Job ->
Pictures appear in the records below; write out everything else exactly.
● ● ●
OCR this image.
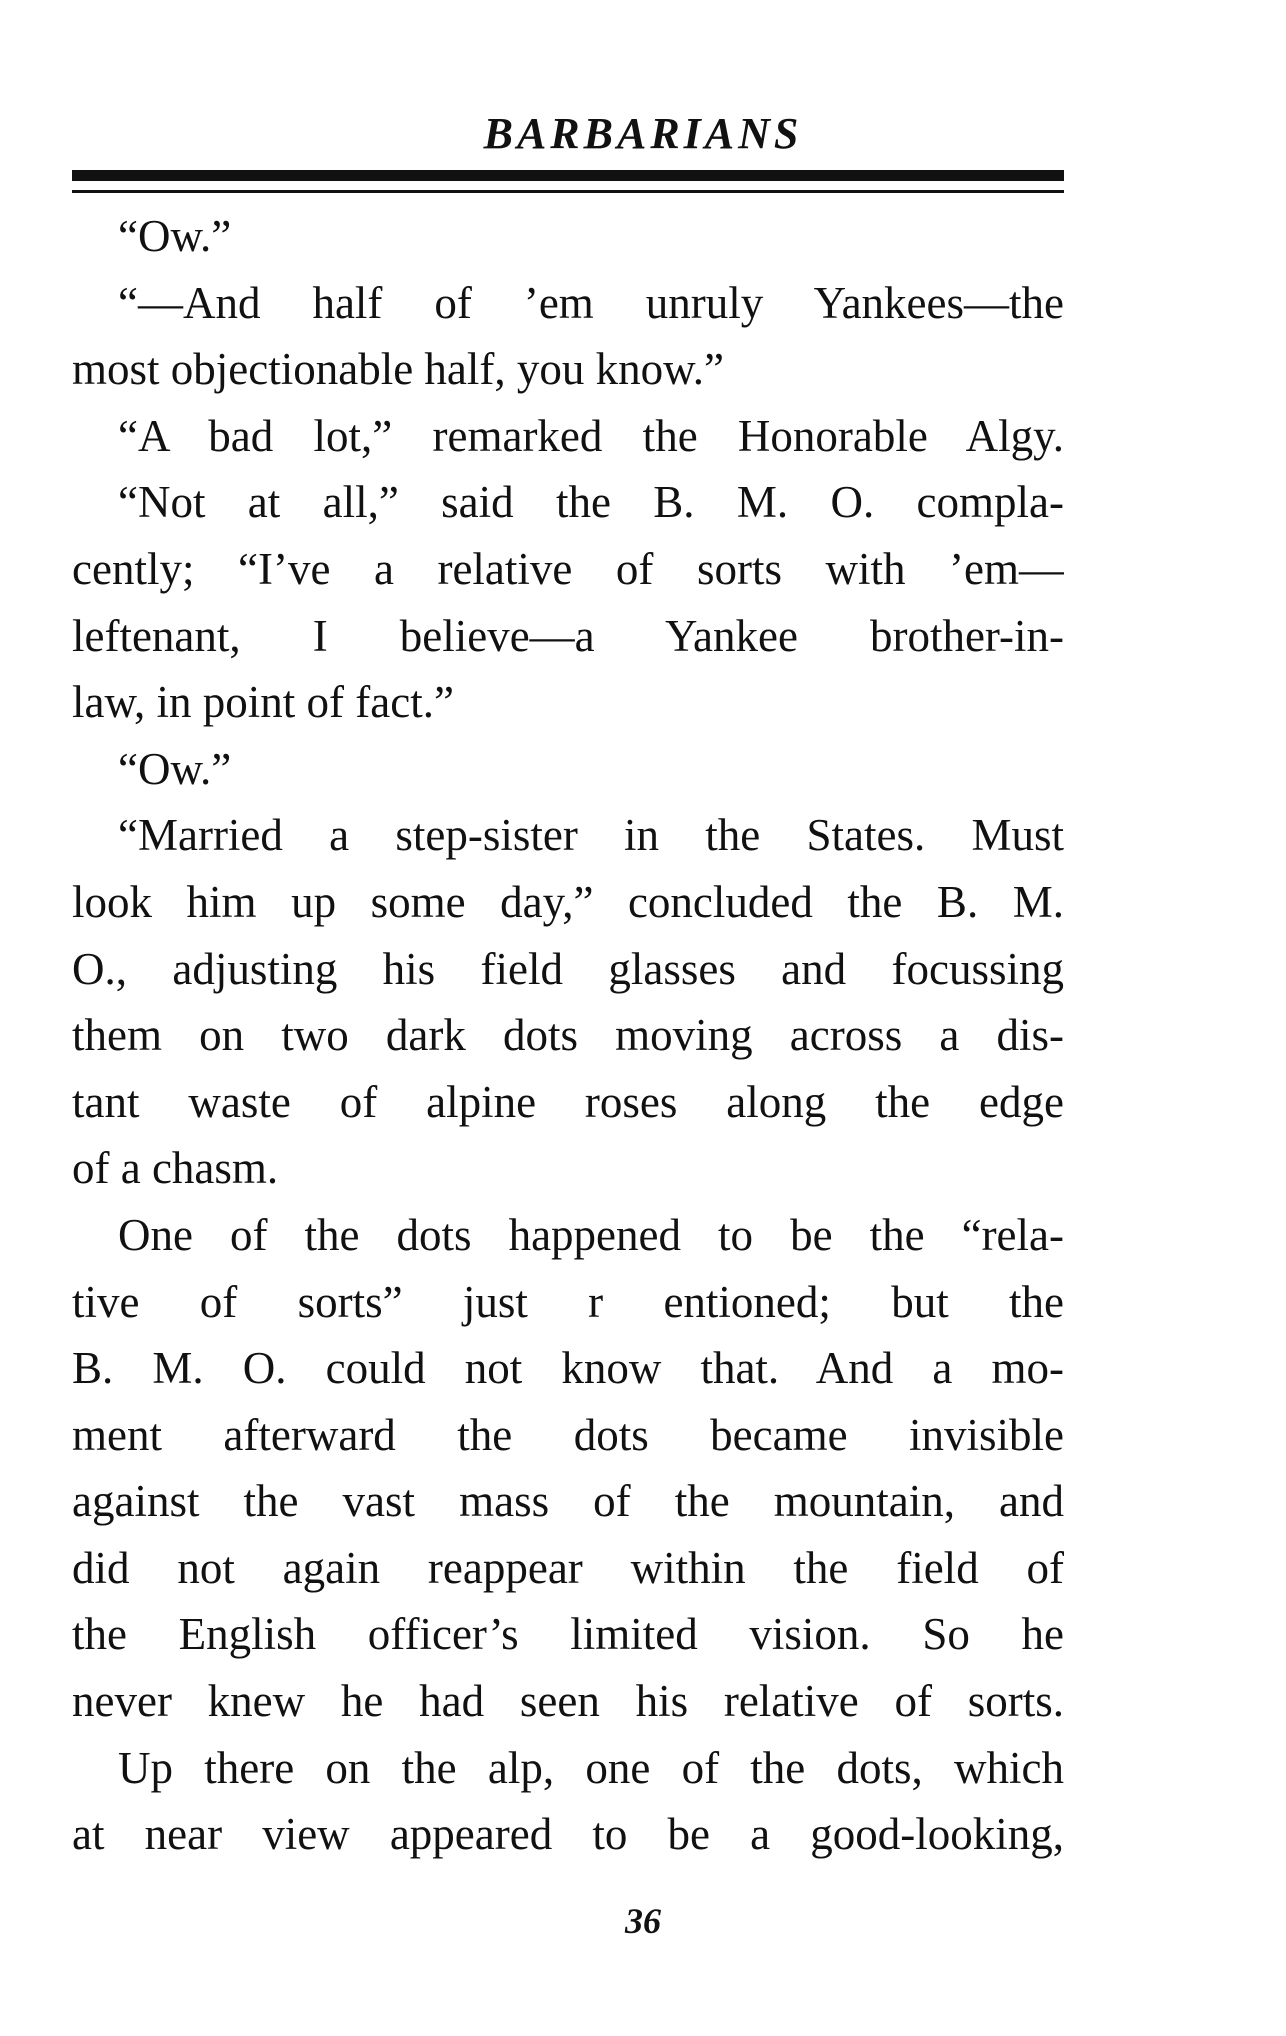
BARBARIANS
“Ow.”
“—And half of ’em unruly Yankees—the
most objectionable half, you know.”
“A bad lot,” remarked the Honorable Algy.
“Not at all,” said the B. M. O. compla-
cently; “I’ve a relative of sorts with ’em—
leftenant, I believe—a Yankee brother-in-
law, in point of fact.”
“Ow.”
“Married a step-sister in the States. Must
look him up some day,” concluded the B. M.
O., adjusting his field glasses and focussing
them on two dark dots moving across a dis-
tant waste of alpine roses along the edge
of a chasm.
One of the dots happened to be the “rela-
tive of sorts” just r entioned; but the
B. M. O. could not know that. And a mo-
ment afterward the dots became invisible
against the vast mass of the mountain, and
did not again reappear within the field of
the English officer’s limited vision. So he
never knew he had seen his relative of sorts.
Up there on the alp, one of the dots, which
at near view appeared to be a good-looking,
36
● ● ●
Output ->
OCR this image.
BARBARIANS
“Ow.”
“—And half of ’em unruly Yankees—the
most objectionable half, you know.”
“A bad lot,” remarked the Honorable Algy.
“Not at all,” said the B. M. O. compla-
cently; “I’ve a relative of sorts with ’em—
leftenant, I believe—a Yankee brother-in-
law, in point of fact.”
“Ow.”
“Married a step-sister in the States. Must
look him up some day,” concluded the B. M.
O., adjusting his field glasses and focussing
them on two dark dots moving across a dis-
tant waste of alpine roses along the edge
of a chasm.
One of the dots happened to be the “rela-
tive of sorts” just r entioned; but the
B. M. O. could not know that. And a mo-
ment afterward the dots became invisible
against the vast mass of the mountain, and
did not again reappear within the field of
the English officer’s limited vision. So he
never knew he had seen his relative of sorts.
Up there on the alp, one of the dots, which
at near view appeared to be a good-looking,
36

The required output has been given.